• _Brief_: Return each line of the records with nothing changed, pictures excepted.

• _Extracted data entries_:
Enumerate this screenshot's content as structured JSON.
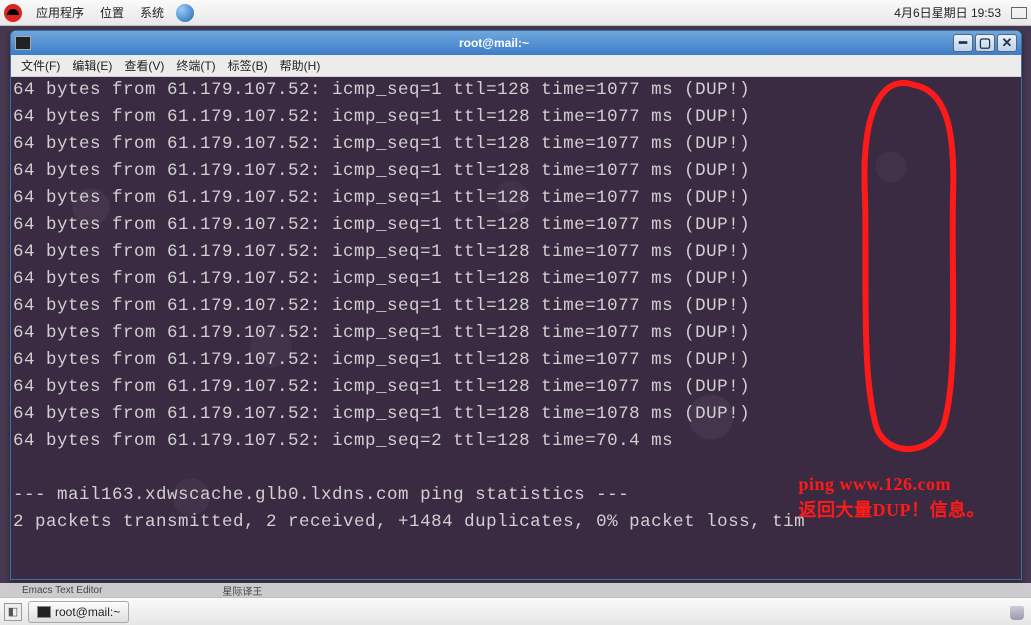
{
  "top_panel": {
    "menu_apps": "应用程序",
    "menu_places": "位置",
    "menu_system": "系统",
    "clock": "4月6日星期日 19:53"
  },
  "window": {
    "title": "root@mail:~"
  },
  "menubar": {
    "file": "文件(F)",
    "edit": "编辑(E)",
    "view": "查看(V)",
    "terminal": "终端(T)",
    "tabs": "标签(B)",
    "help": "帮助(H)"
  },
  "terminal": {
    "ping_lines": [
      "64 bytes from 61.179.107.52: icmp_seq=1 ttl=128 time=1077 ms (DUP!)",
      "64 bytes from 61.179.107.52: icmp_seq=1 ttl=128 time=1077 ms (DUP!)",
      "64 bytes from 61.179.107.52: icmp_seq=1 ttl=128 time=1077 ms (DUP!)",
      "64 bytes from 61.179.107.52: icmp_seq=1 ttl=128 time=1077 ms (DUP!)",
      "64 bytes from 61.179.107.52: icmp_seq=1 ttl=128 time=1077 ms (DUP!)",
      "64 bytes from 61.179.107.52: icmp_seq=1 ttl=128 time=1077 ms (DUP!)",
      "64 bytes from 61.179.107.52: icmp_seq=1 ttl=128 time=1077 ms (DUP!)",
      "64 bytes from 61.179.107.52: icmp_seq=1 ttl=128 time=1077 ms (DUP!)",
      "64 bytes from 61.179.107.52: icmp_seq=1 ttl=128 time=1077 ms (DUP!)",
      "64 bytes from 61.179.107.52: icmp_seq=1 ttl=128 time=1077 ms (DUP!)",
      "64 bytes from 61.179.107.52: icmp_seq=1 ttl=128 time=1077 ms (DUP!)",
      "64 bytes from 61.179.107.52: icmp_seq=1 ttl=128 time=1077 ms (DUP!)",
      "64 bytes from 61.179.107.52: icmp_seq=1 ttl=128 time=1078 ms (DUP!)",
      "64 bytes from 61.179.107.52: icmp_seq=2 ttl=128 time=70.4 ms"
    ],
    "stats_sep": "--- mail163.xdwscache.glb0.lxdns.com ping statistics ---",
    "stats_line": "2 packets transmitted, 2 received, +1484 duplicates, 0% packet loss, tim"
  },
  "annotation": {
    "line1": "ping www.126.com",
    "line2": "返回大量DUP！信息。"
  },
  "bottom_panel": {
    "task1": "Emacs Text Editor",
    "task2": "星际译王",
    "taskbtn": "root@mail:~"
  }
}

• _The reply_:
Enumerate this screenshot's content as structured JSON.
{
  "top_panel": {
    "menu_apps": "应用程序",
    "menu_places": "位置",
    "menu_system": "系统",
    "clock": "4月6日星期日 19:53"
  },
  "window": {
    "title": "root@mail:~"
  },
  "menubar": {
    "file": "文件(F)",
    "edit": "编辑(E)",
    "view": "查看(V)",
    "terminal": "终端(T)",
    "tabs": "标签(B)",
    "help": "帮助(H)"
  },
  "terminal": {
    "ping_lines": [
      "64 bytes from 61.179.107.52: icmp_seq=1 ttl=128 time=1077 ms (DUP!)",
      "64 bytes from 61.179.107.52: icmp_seq=1 ttl=128 time=1077 ms (DUP!)",
      "64 bytes from 61.179.107.52: icmp_seq=1 ttl=128 time=1077 ms (DUP!)",
      "64 bytes from 61.179.107.52: icmp_seq=1 ttl=128 time=1077 ms (DUP!)",
      "64 bytes from 61.179.107.52: icmp_seq=1 ttl=128 time=1077 ms (DUP!)",
      "64 bytes from 61.179.107.52: icmp_seq=1 ttl=128 time=1077 ms (DUP!)",
      "64 bytes from 61.179.107.52: icmp_seq=1 ttl=128 time=1077 ms (DUP!)",
      "64 bytes from 61.179.107.52: icmp_seq=1 ttl=128 time=1077 ms (DUP!)",
      "64 bytes from 61.179.107.52: icmp_seq=1 ttl=128 time=1077 ms (DUP!)",
      "64 bytes from 61.179.107.52: icmp_seq=1 ttl=128 time=1077 ms (DUP!)",
      "64 bytes from 61.179.107.52: icmp_seq=1 ttl=128 time=1077 ms (DUP!)",
      "64 bytes from 61.179.107.52: icmp_seq=1 ttl=128 time=1077 ms (DUP!)",
      "64 bytes from 61.179.107.52: icmp_seq=1 ttl=128 time=1078 ms (DUP!)",
      "64 bytes from 61.179.107.52: icmp_seq=2 ttl=128 time=70.4 ms"
    ],
    "stats_sep": "--- mail163.xdwscache.glb0.lxdns.com ping statistics ---",
    "stats_line": "2 packets transmitted, 2 received, +1484 duplicates, 0% packet loss, tim"
  },
  "annotation": {
    "line1": "ping www.126.com",
    "line2": "返回大量DUP！信息。"
  },
  "bottom_panel": {
    "task1": "Emacs Text Editor",
    "task2": "星际译王",
    "taskbtn": "root@mail:~"
  }
}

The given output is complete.